• _Stated task_:
Read the data and repeat all of it exactly.

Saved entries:
▬▬▬▬▬▬

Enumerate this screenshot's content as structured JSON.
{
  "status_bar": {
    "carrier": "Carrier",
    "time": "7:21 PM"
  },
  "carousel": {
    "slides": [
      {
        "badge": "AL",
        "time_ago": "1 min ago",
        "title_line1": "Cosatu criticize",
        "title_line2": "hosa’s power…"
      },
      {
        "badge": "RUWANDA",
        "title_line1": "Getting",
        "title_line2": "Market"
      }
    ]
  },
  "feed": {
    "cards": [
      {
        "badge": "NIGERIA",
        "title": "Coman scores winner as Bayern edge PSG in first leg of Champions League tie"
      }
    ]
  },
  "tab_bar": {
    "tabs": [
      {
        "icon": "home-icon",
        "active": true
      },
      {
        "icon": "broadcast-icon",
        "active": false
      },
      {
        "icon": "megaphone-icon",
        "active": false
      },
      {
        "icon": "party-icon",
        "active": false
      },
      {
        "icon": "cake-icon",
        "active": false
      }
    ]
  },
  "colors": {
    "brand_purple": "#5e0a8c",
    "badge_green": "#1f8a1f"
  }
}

▬▬▬▬▬▬

• _Result of this task_:
Enumerate this screenshot's content as structured JSON.
{
  "status_bar": {
    "carrier": "Carrier",
    "time": "7:21 PM"
  },
  "carousel": {
    "slides": [
      {
        "badge": "AL",
        "time_ago": "1 min ago",
        "title_line1": "Cosatu criticize",
        "title_line2": "hosa’s power…"
      },
      {
        "badge": "RUWANDA",
        "title_line1": "Getting",
        "title_line2": "Market"
      }
    ]
  },
  "feed": {
    "cards": [
      {
        "badge": "NIGERIA",
        "title": "Coman scores winner as Bayern edge PSG in first leg of Champions League tie"
      }
    ]
  },
  "tab_bar": {
    "tabs": [
      {
        "icon": "home-icon",
        "active": true
      },
      {
        "icon": "broadcast-icon",
        "active": false
      },
      {
        "icon": "megaphone-icon",
        "active": false
      },
      {
        "icon": "party-icon",
        "active": false
      },
      {
        "icon": "cake-icon",
        "active": false
      }
    ]
  },
  "colors": {
    "brand_purple": "#5e0a8c",
    "badge_green": "#1f8a1f"
  }
}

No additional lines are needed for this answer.